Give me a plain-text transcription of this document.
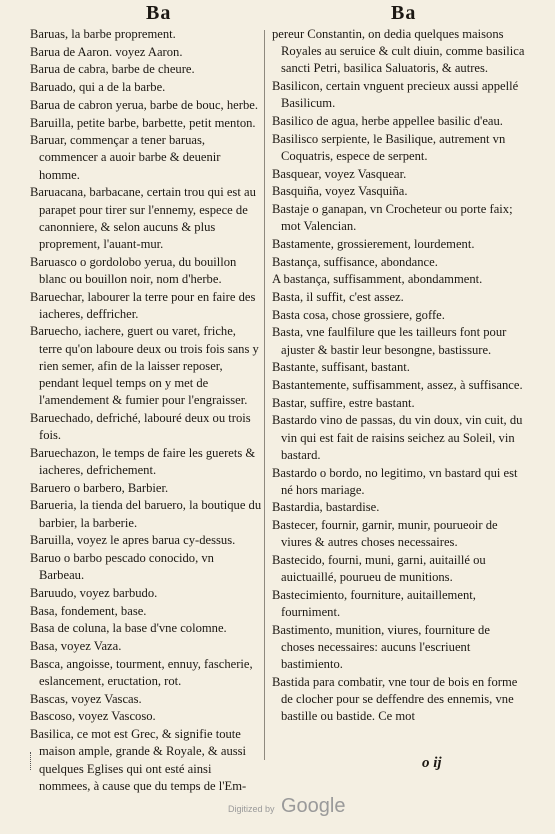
Ba	Ba
Baruas, la barbe proprement.
Barua de Aaron. voyez Aaron.
Barua de cabra, barbe de cheure.
Baruado, qui a de la barbe.
Barua de cabron yerua, barbe de bouc, herbe.
Baruilla, petite barbe, barbette, petit menton.
Baruar, commençar a tener baruas, commencer a auoir barbe & deuenir homme.
Baruacana, barbacane, certain trou qui est au parapet pour tirer sur l'ennemy, espece de canonniere, & selon aucuns & plus proprement, l'auant-mur.
Baruasco o gordolobo yerua, du bouillon blanc ou bouillon noir, nom d'herbe.
Baruechar, labourer la terre pour en faire des iacheres, deffricher.
Baruecho, iachere, guert ou varet, friche, terre qu'on laboure deux ou trois fois sans y rien semer, afin de la laisser reposer, pendant lequel temps on y met de l'amendement & fumier pour l'engraisser.
Baruechado, defriché, labouré deux ou trois fois.
Baruechazon, le temps de faire les guerets & iacheres, defrichement.
Baruero o barbero, Barbier.
Barueria, la tienda del baruero, la boutique du barbier, la barberie.
Baruilla, voyez le apres barua cy-dessus.
Baruo o barbo pescado conocido, vn Barbeau.
Baruudo, voyez barbudo.
Basa, fondement, base.
Basa de coluna, la base d'vne colomne.
Basa, voyez Vaza.
Basca, angoisse, tourment, ennuy, fascherie, eslancement, eructation, rot.
Bascas, voyez Vascas.
Bascoso, voyez Vascoso.
Basilica, ce mot est Grec, & signifie toute maison ample, grande & Royale, & aussi quelques Eglises qui ont esté ainsi nommees, à cause que du temps de l'Em-
pereur Constantin, on dedia quelques maisons Royales au seruice & cult diuin, comme basilica sancti Petri, basilica Saluatoris, & autres.
Basilicon, certain vnguent precieux aussi appellé Basilicum.
Basilico de agua, herbe appellee basilic d'eau.
Basilisco serpiente, le Basilique, autrement vn Coquatris, espece de serpent.
Basquear, voyez Vasquear.
Basquiña, voyez Vasquiña.
Bastaje o ganapan, vn Crocheteur ou porte faix; mot Valencian.
Bastamente, grossierement, lourdement.
Bastança, suffisance, abondance.
A bastança, suffisamment, abondamment.
Basta, il suffit, c'est assez.
Basta cosa, chose grossiere, goffe.
Basta, vne faulfilure que les tailleurs font pour ajuster & bastir leur besongne, bastissure.
Bastante, suffisant, bastant.
Bastantemente, suffisamment, assez, à suffisance.
Bastar, suffire, estre bastant.
Bastardo vino de passas, du vin doux, vin cuit, du vin qui est fait de raisins seichez au Soleil, vin bastard.
Bastardo o bordo, no legitimo, vn bastard qui est né hors mariage.
Bastardia, bastardise.
Bastecer, fournir, garnir, munir, pourueoir de viures & autres choses necessaires.
Bastecido, fourni, muni, garni, auitaillé ou auictuaillé, pourueu de munitions.
Bastecimiento, fourniture, auitaillement, fourniment.
Bastimento, munition, viures, fourniture de choses necessaires: aucuns l'escriuent bastimiento.
Bastida para combatir, vne tour de bois en forme de clocher pour se deffendre des ennemis, vne bastille ou bastide. Ce mot
o ij
Digitized by Google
________________
Work to be completed:
Copy the records word for word, leaving no picture in the copy.

Full output:
Give me a plain-text transcription of this document.
Ba	Ba
Baruas, la barbe proprement.
Barua de Aaron. voyez Aaron.
Barua de cabra, barbe de cheure.
Baruado, qui a de la barbe.
Barua de cabron yerua, barbe de bouc, herbe.
Baruilla, petite barbe, barbette, petit menton.
Baruar, commençar a tener baruas, commencer a auoir barbe & deuenir homme.
Baruacana, barbacane, certain trou qui est au parapet pour tirer sur l'ennemy, espece de canonniere, & selon aucuns & plus proprement, l'auant-mur.
Baruasco o gordolobo yerua, du bouillon blanc ou bouillon noir, nom d'herbe.
Baruechar, labourer la terre pour en faire des iacheres, deffricher.
Baruecho, iachere, guert ou varet, friche, terre qu'on laboure deux ou trois fois sans y rien semer, afin de la laisser reposer, pendant lequel temps on y met de l'amendement & fumier pour l'engraisser.
Baruechado, defriché, labouré deux ou trois fois.
Baruechazon, le temps de faire les guerets & iacheres, defrichement.
Baruero o barbero, Barbier.
Barueria, la tienda del baruero, la boutique du barbier, la barberie.
Baruilla, voyez le apres barua cy-dessus.
Baruo o barbo pescado conocido, vn Barbeau.
Baruudo, voyez barbudo.
Basa, fondement, base.
Basa de coluna, la base d'vne colomne.
Basa, voyez Vaza.
Basca, angoisse, tourment, ennuy, fascherie, eslancement, eructation, rot.
Bascas, voyez Vascas.
Bascoso, voyez Vascoso.
Basilica, ce mot est Grec, & signifie toute maison ample, grande & Royale, & aussi quelques Eglises qui ont esté ainsi nommees, à cause que du temps de l'Em-
pereur Constantin, on dedia quelques maisons Royales au seruice & cult diuin, comme basilica sancti Petri, basilica Saluatoris, & autres.
Basilicon, certain vnguent precieux aussi appellé Basilicum.
Basilico de agua, herbe appellee basilic d'eau.
Basilisco serpiente, le Basilique, autrement vn Coquatris, espece de serpent.
Basquear, voyez Vasquear.
Basquiña, voyez Vasquiña.
Bastaje o ganapan, vn Crocheteur ou porte faix; mot Valencian.
Bastamente, grossierement, lourdement.
Bastança, suffisance, abondance.
A bastança, suffisamment, abondamment.
Basta, il suffit, c'est assez.
Basta cosa, chose grossiere, goffe.
Basta, vne faulfilure que les tailleurs font pour ajuster & bastir leur besongne, bastissure.
Bastante, suffisant, bastant.
Bastantemente, suffisamment, assez, à suffisance.
Bastar, suffire, estre bastant.
Bastardo vino de passas, du vin doux, vin cuit, du vin qui est fait de raisins seichez au Soleil, vin bastard.
Bastardo o bordo, no legitimo, vn bastard qui est né hors mariage.
Bastardia, bastardise.
Bastecer, fournir, garnir, munir, pourueoir de viures & autres choses necessaires.
Bastecido, fourni, muni, garni, auitaillé ou auictuaillé, pourueu de munitions.
Bastecimiento, fourniture, auitaillement, fourniment.
Bastimento, munition, viures, fourniture de choses necessaires: aucuns l'escriuent bastimiento.
Bastida para combatir, vne tour de bois en forme de clocher pour se deffendre des ennemis, vne bastille ou bastide. Ce mot
o ij
Digitized by Google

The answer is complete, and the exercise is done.